**Data to use**
--------------------------------------------------
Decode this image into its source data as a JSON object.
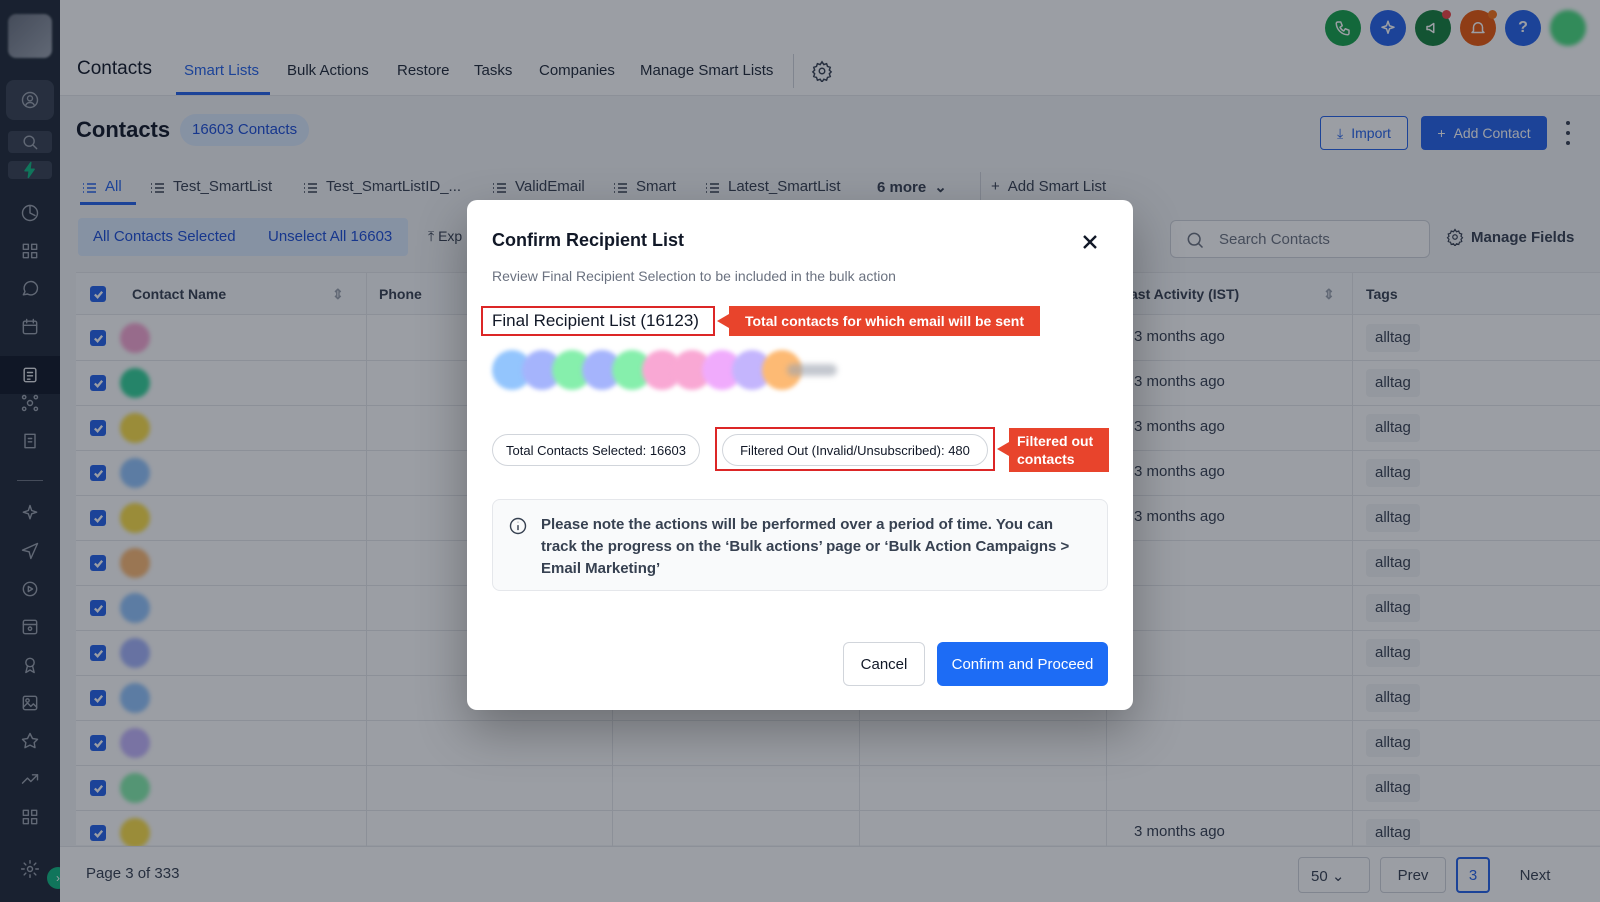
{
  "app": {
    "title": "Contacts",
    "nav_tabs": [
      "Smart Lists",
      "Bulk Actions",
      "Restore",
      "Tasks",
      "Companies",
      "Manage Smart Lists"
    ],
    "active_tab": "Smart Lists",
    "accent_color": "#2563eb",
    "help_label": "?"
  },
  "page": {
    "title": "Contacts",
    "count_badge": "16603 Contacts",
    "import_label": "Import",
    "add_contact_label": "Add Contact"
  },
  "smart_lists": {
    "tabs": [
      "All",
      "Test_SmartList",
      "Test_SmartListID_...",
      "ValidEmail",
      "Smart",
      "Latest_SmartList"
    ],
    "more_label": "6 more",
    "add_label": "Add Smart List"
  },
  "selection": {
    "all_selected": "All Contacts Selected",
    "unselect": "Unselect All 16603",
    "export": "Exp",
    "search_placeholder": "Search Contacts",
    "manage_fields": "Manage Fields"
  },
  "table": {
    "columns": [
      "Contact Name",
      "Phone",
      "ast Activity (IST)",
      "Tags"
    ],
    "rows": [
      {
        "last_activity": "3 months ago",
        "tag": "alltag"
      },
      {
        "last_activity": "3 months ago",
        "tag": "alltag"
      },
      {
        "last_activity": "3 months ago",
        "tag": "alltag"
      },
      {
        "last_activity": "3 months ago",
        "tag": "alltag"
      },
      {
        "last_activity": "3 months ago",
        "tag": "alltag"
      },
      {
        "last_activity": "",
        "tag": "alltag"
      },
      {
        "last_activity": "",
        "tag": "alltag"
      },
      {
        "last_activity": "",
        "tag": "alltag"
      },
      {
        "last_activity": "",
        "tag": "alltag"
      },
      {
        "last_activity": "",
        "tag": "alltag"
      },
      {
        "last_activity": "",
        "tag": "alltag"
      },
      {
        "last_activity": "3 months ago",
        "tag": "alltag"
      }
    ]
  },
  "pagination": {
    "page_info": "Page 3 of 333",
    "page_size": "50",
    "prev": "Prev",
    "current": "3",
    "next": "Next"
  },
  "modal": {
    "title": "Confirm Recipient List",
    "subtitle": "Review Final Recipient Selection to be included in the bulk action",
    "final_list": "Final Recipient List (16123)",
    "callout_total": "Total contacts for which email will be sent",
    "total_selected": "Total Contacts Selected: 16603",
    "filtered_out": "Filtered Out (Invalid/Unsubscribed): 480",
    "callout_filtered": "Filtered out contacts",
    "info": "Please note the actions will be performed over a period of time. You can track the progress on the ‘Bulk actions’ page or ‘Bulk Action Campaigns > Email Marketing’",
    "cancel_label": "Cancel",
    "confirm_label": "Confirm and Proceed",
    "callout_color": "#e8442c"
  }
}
--------------------------------------------------
**Given task**
Write out again every line above exactly as given; the pictures do not belong in the copy.

**Finished answer**
Decode this image into its source data as a JSON object.
{
  "app": {
    "title": "Contacts",
    "nav_tabs": [
      "Smart Lists",
      "Bulk Actions",
      "Restore",
      "Tasks",
      "Companies",
      "Manage Smart Lists"
    ],
    "active_tab": "Smart Lists",
    "accent_color": "#2563eb",
    "help_label": "?"
  },
  "page": {
    "title": "Contacts",
    "count_badge": "16603 Contacts",
    "import_label": "Import",
    "add_contact_label": "Add Contact"
  },
  "smart_lists": {
    "tabs": [
      "All",
      "Test_SmartList",
      "Test_SmartListID_...",
      "ValidEmail",
      "Smart",
      "Latest_SmartList"
    ],
    "more_label": "6 more",
    "add_label": "Add Smart List"
  },
  "selection": {
    "all_selected": "All Contacts Selected",
    "unselect": "Unselect All 16603",
    "export": "Exp",
    "search_placeholder": "Search Contacts",
    "manage_fields": "Manage Fields"
  },
  "table": {
    "columns": [
      "Contact Name",
      "Phone",
      "ast Activity (IST)",
      "Tags"
    ],
    "rows": [
      {
        "last_activity": "3 months ago",
        "tag": "alltag"
      },
      {
        "last_activity": "3 months ago",
        "tag": "alltag"
      },
      {
        "last_activity": "3 months ago",
        "tag": "alltag"
      },
      {
        "last_activity": "3 months ago",
        "tag": "alltag"
      },
      {
        "last_activity": "3 months ago",
        "tag": "alltag"
      },
      {
        "last_activity": "",
        "tag": "alltag"
      },
      {
        "last_activity": "",
        "tag": "alltag"
      },
      {
        "last_activity": "",
        "tag": "alltag"
      },
      {
        "last_activity": "",
        "tag": "alltag"
      },
      {
        "last_activity": "",
        "tag": "alltag"
      },
      {
        "last_activity": "",
        "tag": "alltag"
      },
      {
        "last_activity": "3 months ago",
        "tag": "alltag"
      }
    ]
  },
  "pagination": {
    "page_info": "Page 3 of 333",
    "page_size": "50",
    "prev": "Prev",
    "current": "3",
    "next": "Next"
  },
  "modal": {
    "title": "Confirm Recipient List",
    "subtitle": "Review Final Recipient Selection to be included in the bulk action",
    "final_list": "Final Recipient List (16123)",
    "callout_total": "Total contacts for which email will be sent",
    "total_selected": "Total Contacts Selected: 16603",
    "filtered_out": "Filtered Out (Invalid/Unsubscribed): 480",
    "callout_filtered": "Filtered out contacts",
    "info": "Please note the actions will be performed over a period of time. You can track the progress on the ‘Bulk actions’ page or ‘Bulk Action Campaigns > Email Marketing’",
    "cancel_label": "Cancel",
    "confirm_label": "Confirm and Proceed",
    "callout_color": "#e8442c"
  }
}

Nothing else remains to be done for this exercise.